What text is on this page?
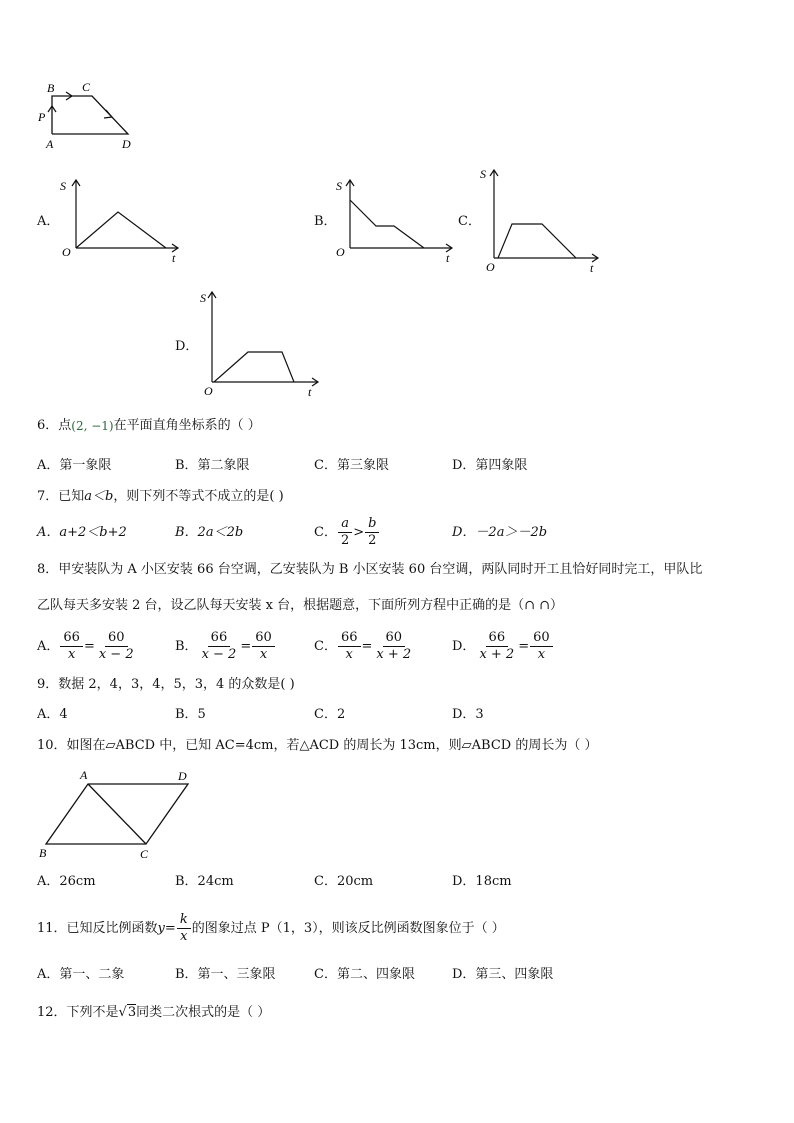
B C
P
A	D
A．
S
O	t
B．
S
O	t
C．
S
O	t
D．
S
O	t
6．点 (2, −1) 在平面直角坐标系的（ ）
A．第一象限	B．第二象限	C．第三象限	D．第四象限
7．已知 a＜b ，则下列不等式不成立的是( )
A．a+2＜b+2	B．2a＜2b	C． $\frac{a}{2} > \frac{b}{2}$	D．－2a＞－2b
8．甲安装队为 A 小区安装 66 台空调，乙安装队为 B 小区安装 60 台空调，两队同时开工且恰好同时完工，甲队比
乙队每天多安装 2 台，设乙队每天安装 x 台，根据题意，下面所列方程中正确的是（∩ ∩）
A． $\frac{66}{x} = \frac{60}{x - 2}$	B． $\frac{66}{x - 2} = \frac{60}{x}$	C． $\frac{66}{x} = \frac{60}{x + 2}$	D． $\frac{66}{x + 2} = \frac{60}{x}$
9．数据 2，4，3，4，5，3，4 的众数是( )
A．4	B．5	C．2	D．3
10．如图在▱ABCD 中，已知 AC=4cm，若△ACD 的周长为 13cm，则▱ABCD 的周长为（ ）
A	D
B	C
A．26cm	B．24cm	C．20cm	D．18cm
11．已知反比例函数 $y = \frac{k}{x}$ 的图象过点 P（1，3），则该反比例函数图象位于（ ）
A．第一、二象	B．第一、三象限	C．第二、四象限	D．第三、四象限
12．下列不是 √ 3 同类二次根式的是（ ）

■ Challenge
Above are records with pictures; repeat the records exactly and leave the pictures out.

■ Task solution
What text is on this page?
B C
P
A	D
A．
S
O	t
B．
S
O	t
C．
S
O	t
D．
S
O	t
6．点 (2, −1) 在平面直角坐标系的（ ）
A．第一象限	B．第二象限	C．第三象限	D．第四象限
7．已知 a＜b ，则下列不等式不成立的是( )
A．a+2＜b+2	B．2a＜2b	C． $\frac{a}{2} > \frac{b}{2}$	D．－2a＞－2b
8．甲安装队为 A 小区安装 66 台空调，乙安装队为 B 小区安装 60 台空调，两队同时开工且恰好同时完工，甲队比
乙队每天多安装 2 台，设乙队每天安装 x 台，根据题意，下面所列方程中正确的是（∩ ∩）
A． $\frac{66}{x} = \frac{60}{x - 2}$	B． $\frac{66}{x - 2} = \frac{60}{x}$	C． $\frac{66}{x} = \frac{60}{x + 2}$	D． $\frac{66}{x + 2} = \frac{60}{x}$
9．数据 2，4，3，4，5，3，4 的众数是( )
A．4	B．5	C．2	D．3
10．如图在▱ABCD 中，已知 AC=4cm，若△ACD 的周长为 13cm，则▱ABCD 的周长为（ ）
A	D
B	C
A．26cm	B．24cm	C．20cm	D．18cm
11．已知反比例函数 $y = \frac{k}{x}$ 的图象过点 P（1，3），则该反比例函数图象位于（ ）
A．第一、二象	B．第一、三象限	C．第二、四象限	D．第三、四象限
12．下列不是 √ 3 同类二次根式的是（ ）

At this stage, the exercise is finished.